#### [What you need to do]
Find and return each line containing "Total".

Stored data
►
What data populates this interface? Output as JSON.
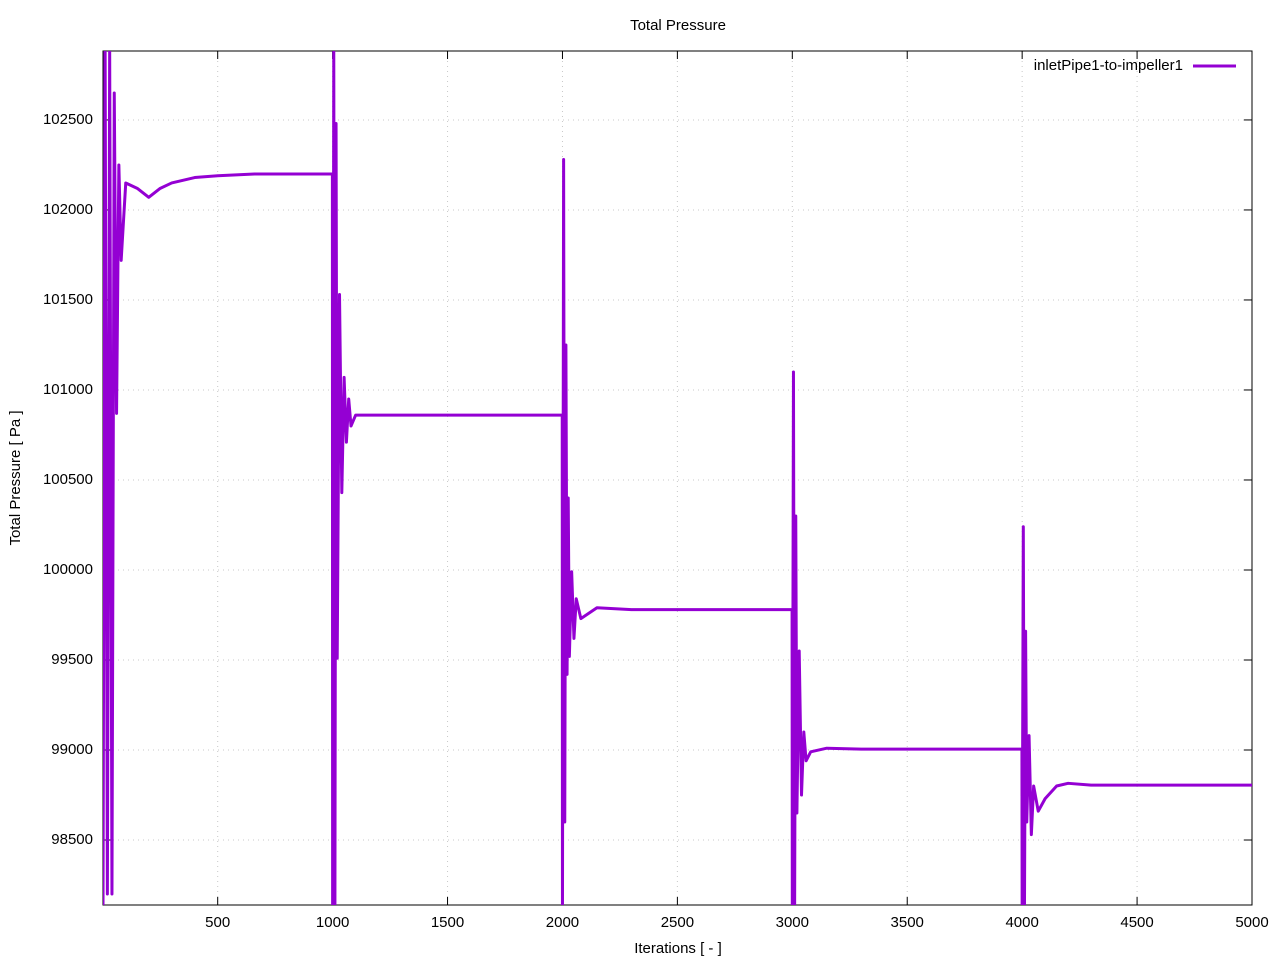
{
  "chart_data": {
    "type": "line",
    "title": "Total Pressure",
    "x_label": "Iterations [ - ]",
    "y_label": "Total Pressure [ Pa ]",
    "x": [
      1,
      10,
      20,
      30,
      40,
      50,
      60,
      70,
      80,
      100,
      150,
      200,
      250,
      300,
      400,
      500,
      660,
      999,
      1000,
      1005,
      1010,
      1015,
      1020,
      1030,
      1040,
      1050,
      1060,
      1070,
      1080,
      1100,
      1200,
      1999,
      2000,
      2005,
      2010,
      2015,
      2020,
      2025,
      2030,
      2040,
      2050,
      2060,
      2080,
      2150,
      2300,
      2999,
      3000,
      3005,
      3010,
      3015,
      3020,
      3030,
      3040,
      3050,
      3060,
      3080,
      3150,
      3300,
      3999,
      4000,
      4005,
      4010,
      4015,
      4020,
      4030,
      4040,
      4050,
      4070,
      4100,
      4150,
      4200,
      4300,
      5000
    ],
    "series": [
      {
        "name": "inletPipe1-to-impeller1",
        "color": "#9400d3",
        "values": [
          98100,
          103000,
          98200,
          102900,
          98200,
          102650,
          100870,
          102250,
          101720,
          102150,
          102120,
          102070,
          102120,
          102150,
          102180,
          102190,
          102200,
          102200,
          98100,
          102900,
          98100,
          102480,
          99510,
          101530,
          100430,
          101070,
          100710,
          100950,
          100800,
          100860,
          100860,
          100860,
          98100,
          102280,
          98600,
          101250,
          99420,
          100400,
          99520,
          99990,
          99620,
          99840,
          99730,
          99790,
          99780,
          99780,
          98100,
          101100,
          98100,
          100300,
          98650,
          99550,
          98750,
          99100,
          98940,
          98990,
          99010,
          99005,
          99005,
          98100,
          100240,
          98100,
          99660,
          98600,
          99080,
          98530,
          98800,
          98660,
          98730,
          98800,
          98815,
          98805,
          98805
        ]
      }
    ],
    "xlim": [
      1,
      5000
    ],
    "ylim": [
      98139,
      102883
    ],
    "xticks": [
      500,
      1000,
      1500,
      2000,
      2500,
      3000,
      3500,
      4000,
      4500,
      5000
    ],
    "yticks": [
      98500,
      99000,
      99500,
      100000,
      100500,
      101000,
      101500,
      102000,
      102500
    ],
    "grid": true,
    "legend": "top-right"
  }
}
◄
#### [The result]
    "title": "Total Pressure",
    "y_label": "Total Pressure [ Pa ]",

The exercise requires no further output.